WORK REQUIRED - Find the lines containing "frac" and say how many there are, with no other words.

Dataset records
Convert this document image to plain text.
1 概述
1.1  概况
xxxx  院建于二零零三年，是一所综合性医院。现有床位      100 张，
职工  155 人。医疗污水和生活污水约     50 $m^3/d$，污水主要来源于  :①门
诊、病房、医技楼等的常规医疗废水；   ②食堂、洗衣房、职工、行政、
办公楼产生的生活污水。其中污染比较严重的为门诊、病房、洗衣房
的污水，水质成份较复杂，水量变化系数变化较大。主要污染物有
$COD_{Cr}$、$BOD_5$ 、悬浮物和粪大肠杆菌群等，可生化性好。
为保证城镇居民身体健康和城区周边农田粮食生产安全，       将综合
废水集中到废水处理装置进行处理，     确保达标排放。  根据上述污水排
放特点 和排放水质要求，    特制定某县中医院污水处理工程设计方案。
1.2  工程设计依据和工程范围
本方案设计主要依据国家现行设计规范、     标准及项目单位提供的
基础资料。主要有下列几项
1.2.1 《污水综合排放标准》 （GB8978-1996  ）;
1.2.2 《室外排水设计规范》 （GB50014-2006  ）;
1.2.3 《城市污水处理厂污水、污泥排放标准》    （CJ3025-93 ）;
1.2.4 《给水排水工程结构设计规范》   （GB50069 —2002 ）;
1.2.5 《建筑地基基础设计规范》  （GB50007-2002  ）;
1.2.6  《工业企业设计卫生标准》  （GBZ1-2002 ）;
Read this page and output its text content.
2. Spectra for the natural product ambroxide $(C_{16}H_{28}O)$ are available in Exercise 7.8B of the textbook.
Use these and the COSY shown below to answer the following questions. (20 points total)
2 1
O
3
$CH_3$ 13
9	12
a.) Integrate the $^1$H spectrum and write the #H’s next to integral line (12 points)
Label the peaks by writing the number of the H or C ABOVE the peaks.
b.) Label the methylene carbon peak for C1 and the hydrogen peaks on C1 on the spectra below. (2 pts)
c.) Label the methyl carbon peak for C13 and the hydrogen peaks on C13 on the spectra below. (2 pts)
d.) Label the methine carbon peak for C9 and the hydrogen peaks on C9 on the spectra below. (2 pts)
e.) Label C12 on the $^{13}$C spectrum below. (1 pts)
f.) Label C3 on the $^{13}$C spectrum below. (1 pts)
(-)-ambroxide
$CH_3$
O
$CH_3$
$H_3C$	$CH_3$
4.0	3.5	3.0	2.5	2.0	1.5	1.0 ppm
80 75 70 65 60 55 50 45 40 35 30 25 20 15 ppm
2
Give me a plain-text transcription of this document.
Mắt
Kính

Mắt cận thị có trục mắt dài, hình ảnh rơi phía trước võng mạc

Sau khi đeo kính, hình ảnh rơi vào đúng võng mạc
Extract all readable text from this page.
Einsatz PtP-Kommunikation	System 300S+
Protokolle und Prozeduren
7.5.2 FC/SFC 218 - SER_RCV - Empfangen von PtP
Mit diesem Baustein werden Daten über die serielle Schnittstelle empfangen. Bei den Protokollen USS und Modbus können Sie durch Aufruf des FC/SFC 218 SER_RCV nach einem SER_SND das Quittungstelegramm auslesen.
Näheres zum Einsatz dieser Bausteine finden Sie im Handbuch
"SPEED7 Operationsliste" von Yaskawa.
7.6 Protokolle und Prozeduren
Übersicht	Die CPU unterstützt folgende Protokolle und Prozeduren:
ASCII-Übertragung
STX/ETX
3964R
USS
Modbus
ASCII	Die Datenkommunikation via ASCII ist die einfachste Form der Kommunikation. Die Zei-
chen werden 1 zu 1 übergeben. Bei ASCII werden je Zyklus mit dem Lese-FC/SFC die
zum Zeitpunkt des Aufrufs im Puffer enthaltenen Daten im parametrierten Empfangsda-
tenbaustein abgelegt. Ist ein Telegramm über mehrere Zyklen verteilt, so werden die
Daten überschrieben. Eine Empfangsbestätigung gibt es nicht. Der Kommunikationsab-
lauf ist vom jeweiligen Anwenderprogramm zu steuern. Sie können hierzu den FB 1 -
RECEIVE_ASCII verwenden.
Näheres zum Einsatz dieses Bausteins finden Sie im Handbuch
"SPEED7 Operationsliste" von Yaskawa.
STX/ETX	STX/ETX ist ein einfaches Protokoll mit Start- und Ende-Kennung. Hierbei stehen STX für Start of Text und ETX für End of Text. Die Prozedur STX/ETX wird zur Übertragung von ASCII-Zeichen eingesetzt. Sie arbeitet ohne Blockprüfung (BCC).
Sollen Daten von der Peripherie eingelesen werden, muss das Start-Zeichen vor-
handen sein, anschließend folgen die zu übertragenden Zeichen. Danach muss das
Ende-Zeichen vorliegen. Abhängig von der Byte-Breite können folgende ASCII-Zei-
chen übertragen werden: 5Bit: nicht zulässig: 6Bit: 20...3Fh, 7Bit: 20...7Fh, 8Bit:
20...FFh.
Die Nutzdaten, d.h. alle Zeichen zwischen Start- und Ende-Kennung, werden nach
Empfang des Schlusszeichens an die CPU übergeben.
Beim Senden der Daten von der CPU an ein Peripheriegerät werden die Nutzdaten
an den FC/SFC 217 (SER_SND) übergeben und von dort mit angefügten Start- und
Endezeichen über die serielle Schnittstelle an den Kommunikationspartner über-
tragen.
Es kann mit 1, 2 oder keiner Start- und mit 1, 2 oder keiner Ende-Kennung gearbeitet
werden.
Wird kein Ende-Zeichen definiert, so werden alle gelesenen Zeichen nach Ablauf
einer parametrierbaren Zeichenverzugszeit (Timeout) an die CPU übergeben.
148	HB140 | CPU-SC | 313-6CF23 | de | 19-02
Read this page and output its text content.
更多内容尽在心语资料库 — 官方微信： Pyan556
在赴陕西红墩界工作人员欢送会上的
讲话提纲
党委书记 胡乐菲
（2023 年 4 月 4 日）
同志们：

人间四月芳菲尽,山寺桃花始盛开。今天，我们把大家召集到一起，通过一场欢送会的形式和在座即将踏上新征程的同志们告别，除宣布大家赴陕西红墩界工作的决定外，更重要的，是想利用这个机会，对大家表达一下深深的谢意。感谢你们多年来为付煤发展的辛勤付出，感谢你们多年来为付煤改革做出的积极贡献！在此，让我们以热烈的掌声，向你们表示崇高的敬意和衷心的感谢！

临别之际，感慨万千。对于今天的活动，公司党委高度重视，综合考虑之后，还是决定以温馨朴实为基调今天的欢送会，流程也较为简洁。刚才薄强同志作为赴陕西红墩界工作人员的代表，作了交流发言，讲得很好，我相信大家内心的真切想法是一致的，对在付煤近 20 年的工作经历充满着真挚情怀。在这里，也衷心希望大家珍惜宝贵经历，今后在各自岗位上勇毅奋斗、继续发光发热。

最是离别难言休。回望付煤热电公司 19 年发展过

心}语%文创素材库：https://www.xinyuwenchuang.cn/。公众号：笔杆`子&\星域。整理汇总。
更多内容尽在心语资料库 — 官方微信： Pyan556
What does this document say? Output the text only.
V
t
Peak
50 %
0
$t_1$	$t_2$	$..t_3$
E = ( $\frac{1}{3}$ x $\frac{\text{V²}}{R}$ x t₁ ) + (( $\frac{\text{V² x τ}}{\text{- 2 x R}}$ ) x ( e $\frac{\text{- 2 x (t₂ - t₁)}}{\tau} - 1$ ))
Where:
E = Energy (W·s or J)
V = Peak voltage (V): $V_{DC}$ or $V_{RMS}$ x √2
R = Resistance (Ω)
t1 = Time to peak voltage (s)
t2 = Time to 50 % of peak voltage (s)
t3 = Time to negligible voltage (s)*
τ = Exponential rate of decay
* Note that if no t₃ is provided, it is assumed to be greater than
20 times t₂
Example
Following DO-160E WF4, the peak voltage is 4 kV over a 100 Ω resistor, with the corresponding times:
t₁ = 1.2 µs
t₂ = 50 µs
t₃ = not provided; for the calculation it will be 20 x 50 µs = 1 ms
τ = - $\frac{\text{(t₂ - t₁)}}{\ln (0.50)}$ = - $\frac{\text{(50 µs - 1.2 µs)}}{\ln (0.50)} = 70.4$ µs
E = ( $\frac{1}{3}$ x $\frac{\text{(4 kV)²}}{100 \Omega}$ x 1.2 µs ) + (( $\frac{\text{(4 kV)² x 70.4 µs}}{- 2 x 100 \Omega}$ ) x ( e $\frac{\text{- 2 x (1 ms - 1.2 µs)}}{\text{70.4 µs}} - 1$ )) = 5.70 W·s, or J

RESPONSE TO THIS EXERCISE - 3